Figure content listings:
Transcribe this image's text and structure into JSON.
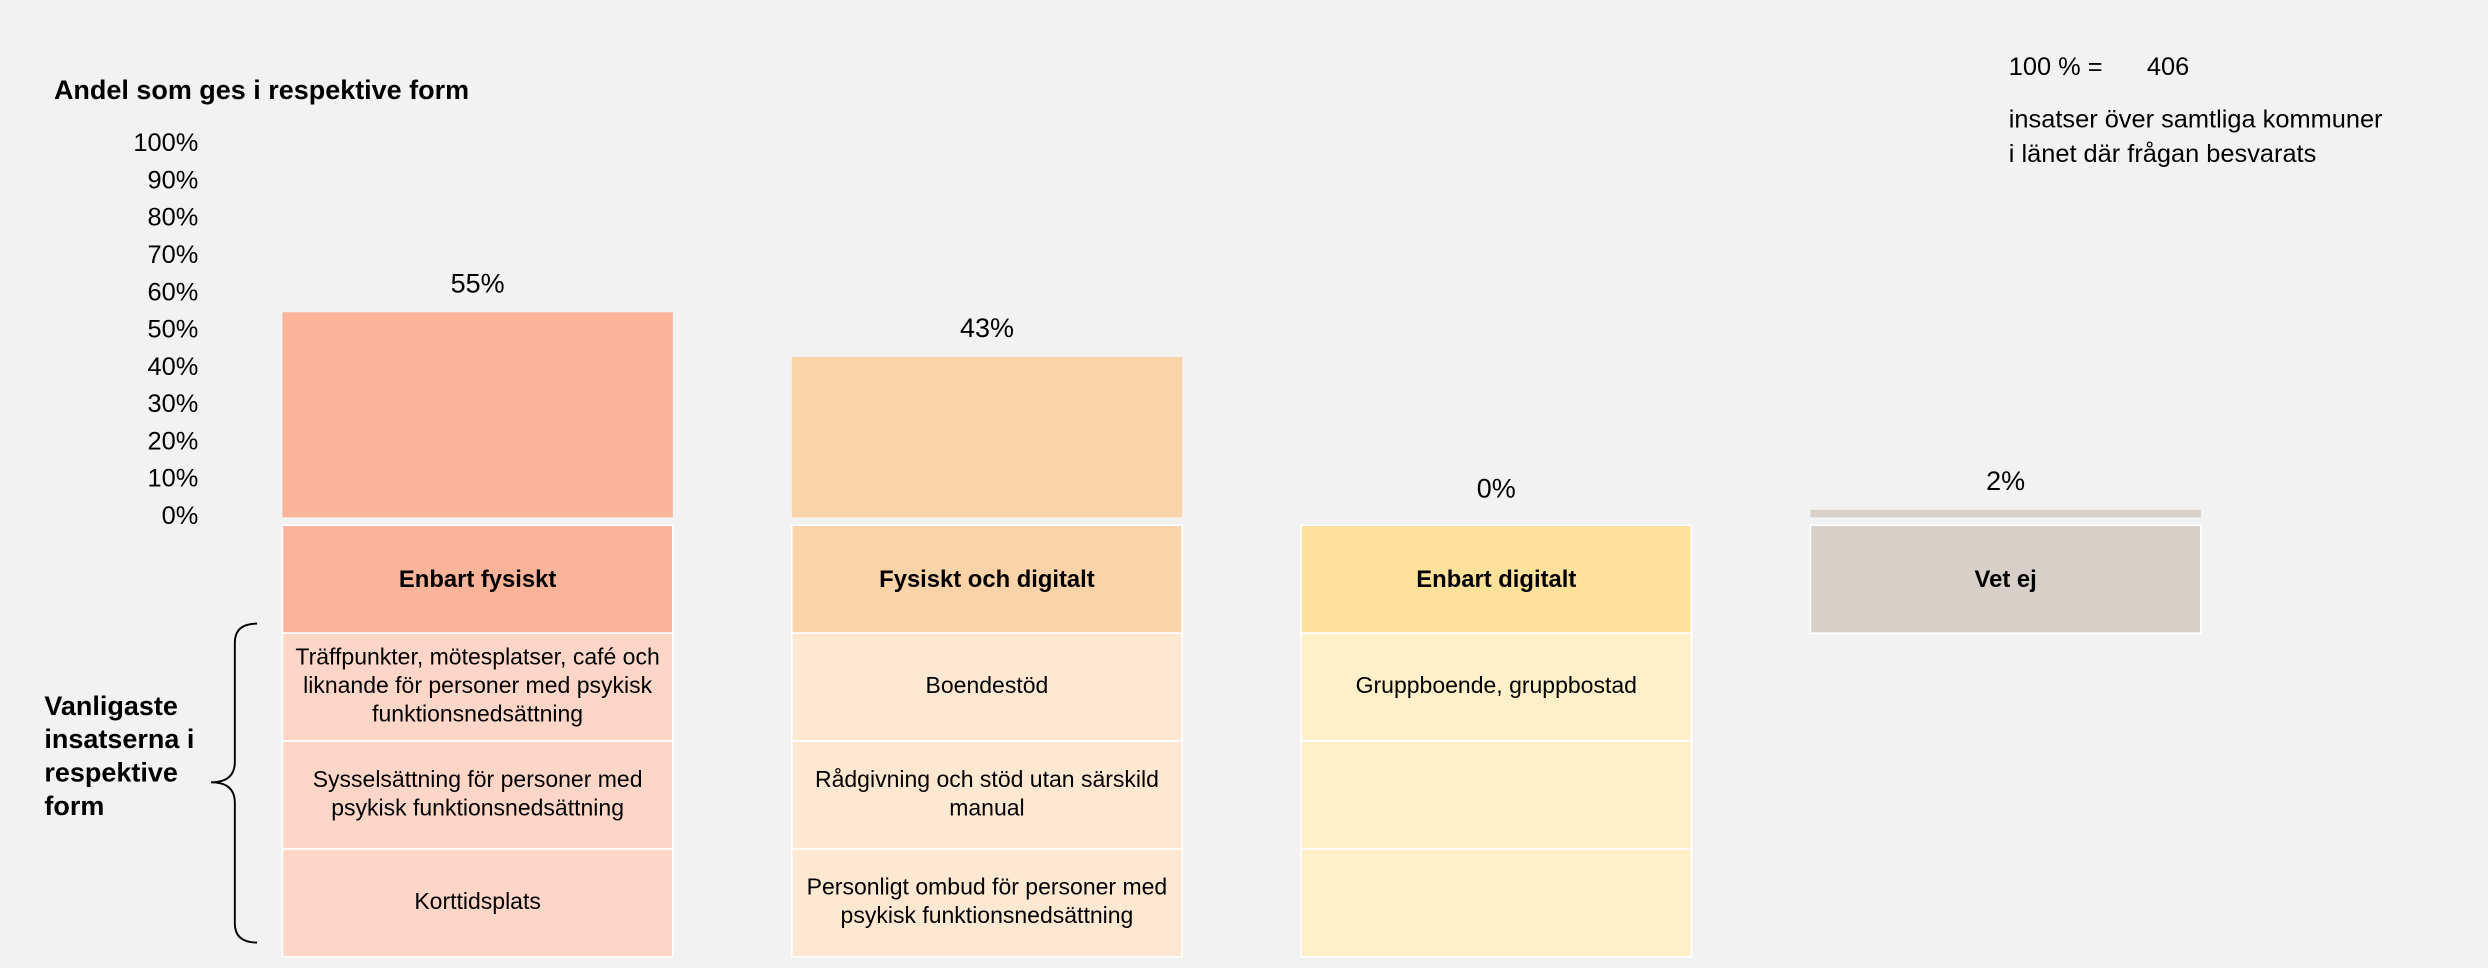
{
  "chart_data": {
    "type": "bar",
    "title": "Andel som ges i respektive form",
    "categories": [
      "Enbart fysiskt",
      "Fysiskt och digitalt",
      "Enbart digitalt",
      "Vet ej"
    ],
    "values": [
      55,
      43,
      0,
      2
    ],
    "value_labels": [
      "55%",
      "43%",
      "0%",
      "2%"
    ],
    "colors": [
      "#fbb399",
      "#fbd3a8",
      "#fee29b",
      "#d7d0c8"
    ],
    "row_colors": [
      "#fdd6c8",
      "#fee8d2",
      "#fff0ca",
      null
    ],
    "ylim": [
      0,
      100
    ],
    "yticks": [
      {
        "value": 0,
        "label": "0%"
      },
      {
        "value": 10,
        "label": "10%"
      },
      {
        "value": 20,
        "label": "20%"
      },
      {
        "value": 30,
        "label": "30%"
      },
      {
        "value": 40,
        "label": "40%"
      },
      {
        "value": 50,
        "label": "50%"
      },
      {
        "value": 60,
        "label": "60%"
      },
      {
        "value": 70,
        "label": "70%"
      },
      {
        "value": 80,
        "label": "80%"
      },
      {
        "value": 90,
        "label": "90%"
      },
      {
        "value": 100,
        "label": "100%"
      }
    ],
    "total_label": "100 % =",
    "total": 406,
    "note": [
      "insatser över samtliga kommuner",
      "i länet där frågan besvarats"
    ],
    "side_label": [
      "Vanligaste",
      "insatserna i",
      "respektive",
      "form"
    ],
    "top_interventions": [
      [
        [
          "Träffpunkter, mötesplatser, café och",
          "liknande för personer med psykisk",
          "funktionsnedsättning"
        ],
        [
          "Sysselsättning för personer med",
          "psykisk funktionsnedsättning"
        ],
        [
          "Korttidsplats"
        ]
      ],
      [
        [
          "Boendestöd"
        ],
        [
          "Rådgivning och stöd utan särskild",
          "manual"
        ],
        [
          "Personligt ombud för personer med",
          "psykisk funktionsnedsättning"
        ]
      ],
      [
        [
          "Gruppboende, gruppbostad"
        ]
      ],
      []
    ]
  }
}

Exercise: Gather up the lines containing the word "respektive" from these records and copy them.

Written solution:
    "title": "Andel som ges i respektive form",
      "respektive",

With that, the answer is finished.